For the review of Wasting Light below, decide whether each statement agrees with it, answering yes or no and quoting the deciding words: (a) Butch Vig produced Wasting Light; (b) Walk is the opening song on Wasting Light; (c) Wasting Light was recorded digitally.

• **Excerpt provided**
****************************************
Year in Rock 2011 Nominee: Foo Fighters


FOO FIGHTERS
White Limo

From: Wasting Light
Released: April 12

Resonating with the warmth of the analog tape it was recorded on and benefiting from some of the band's best songwriting ever, Wasting Light is a hulking slab of rock the likes of which we don't see very often anymore.  Maybe it's because it was produced by Butch Vig, maybe Dave Grohl had the 20th anniversary of Nevermind on the brain.  Maybe Grohl was simply sick of hearing people say the Foos had gotten soft after 2009 single Wheels became a crossover smash.  Whatever the case, Wasting Light grabs you by the throat from the jagged opening salvo of Burning Bridges, and doesn't let go until after the soaring Walk's final note rings out.

In between, the album is chock full of Grohl's uncanny sense of melody; it's a gift that has spawned more hits than you could have fit on their 2009 greatest hits album.  On Wasting Light, though, that gift for melody is filtered through a wall of guitars and howls.  Even the quietest moments (the lamenting I Should Have Known, for example) eventually boil over and explode into a hail of distortion.

Honestly, I could have chosen just about any song from Wasting Light to illustrate how awesome it is.  I chose White Limo because it perfectly shows the point I just talked about from the other side.  So as to say, even when the album is at its most muscular and menacing (such is the case on White Limo), there's that gift for melody at play just under that surface of grime.

At the end of the day, here's what I take away from Wasting Light: it's hard to keep a band together long enough to put out a greatest hits.  It's even rarer to have that hits collection with a fair number of hits that didn't make the tracklisting.  Rarest of all is the band that puts out that hits collection and then, rather than disbanding or fading into obscurity like so many do, follows it up with the greatest album of their career.
****************************************
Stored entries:
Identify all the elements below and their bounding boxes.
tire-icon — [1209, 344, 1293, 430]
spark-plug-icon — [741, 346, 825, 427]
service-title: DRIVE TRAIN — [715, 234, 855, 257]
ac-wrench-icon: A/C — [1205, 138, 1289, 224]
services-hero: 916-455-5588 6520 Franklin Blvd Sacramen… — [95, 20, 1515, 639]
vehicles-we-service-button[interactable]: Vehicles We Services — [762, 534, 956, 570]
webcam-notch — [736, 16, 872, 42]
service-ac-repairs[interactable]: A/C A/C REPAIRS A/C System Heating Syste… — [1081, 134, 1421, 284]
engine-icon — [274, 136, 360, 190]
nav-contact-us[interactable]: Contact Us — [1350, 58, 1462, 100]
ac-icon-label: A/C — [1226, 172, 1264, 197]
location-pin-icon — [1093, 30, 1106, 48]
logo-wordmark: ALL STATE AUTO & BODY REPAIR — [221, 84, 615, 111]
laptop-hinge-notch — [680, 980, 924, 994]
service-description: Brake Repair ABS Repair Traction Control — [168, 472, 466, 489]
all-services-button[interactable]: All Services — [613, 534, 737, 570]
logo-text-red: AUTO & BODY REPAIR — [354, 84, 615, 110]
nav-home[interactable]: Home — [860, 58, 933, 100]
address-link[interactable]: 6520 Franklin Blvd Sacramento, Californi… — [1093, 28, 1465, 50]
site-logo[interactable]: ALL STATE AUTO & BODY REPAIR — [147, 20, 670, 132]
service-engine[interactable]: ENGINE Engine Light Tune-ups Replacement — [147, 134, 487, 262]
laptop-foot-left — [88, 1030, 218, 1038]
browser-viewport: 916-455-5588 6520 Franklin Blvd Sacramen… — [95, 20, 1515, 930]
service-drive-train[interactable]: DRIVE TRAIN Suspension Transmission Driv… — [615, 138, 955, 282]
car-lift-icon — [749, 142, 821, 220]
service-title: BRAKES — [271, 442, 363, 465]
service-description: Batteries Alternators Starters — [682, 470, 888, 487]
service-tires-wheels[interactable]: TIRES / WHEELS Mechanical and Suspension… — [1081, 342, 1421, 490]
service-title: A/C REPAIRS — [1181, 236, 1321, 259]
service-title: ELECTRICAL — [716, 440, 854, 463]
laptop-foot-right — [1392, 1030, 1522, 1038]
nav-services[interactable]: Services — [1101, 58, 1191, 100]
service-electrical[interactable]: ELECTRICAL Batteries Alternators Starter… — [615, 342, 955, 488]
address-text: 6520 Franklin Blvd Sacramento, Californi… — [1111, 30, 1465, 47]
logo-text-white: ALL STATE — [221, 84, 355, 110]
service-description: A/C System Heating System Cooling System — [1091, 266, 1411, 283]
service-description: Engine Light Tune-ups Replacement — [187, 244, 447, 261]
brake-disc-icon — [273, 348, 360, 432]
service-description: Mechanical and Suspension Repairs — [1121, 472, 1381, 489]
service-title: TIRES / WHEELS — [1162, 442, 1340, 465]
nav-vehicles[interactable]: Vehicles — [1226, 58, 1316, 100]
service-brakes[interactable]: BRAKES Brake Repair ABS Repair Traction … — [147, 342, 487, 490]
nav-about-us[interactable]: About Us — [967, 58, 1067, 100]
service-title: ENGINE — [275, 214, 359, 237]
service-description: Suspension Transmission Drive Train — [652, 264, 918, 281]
****************************************
• **Answer to this exercise**
(a) Yes: "it was produced by Butch Vig"
(b) No: "the jagged opening salvo of Burning Bridges"
(c) No: "the analog tape it was recorded on"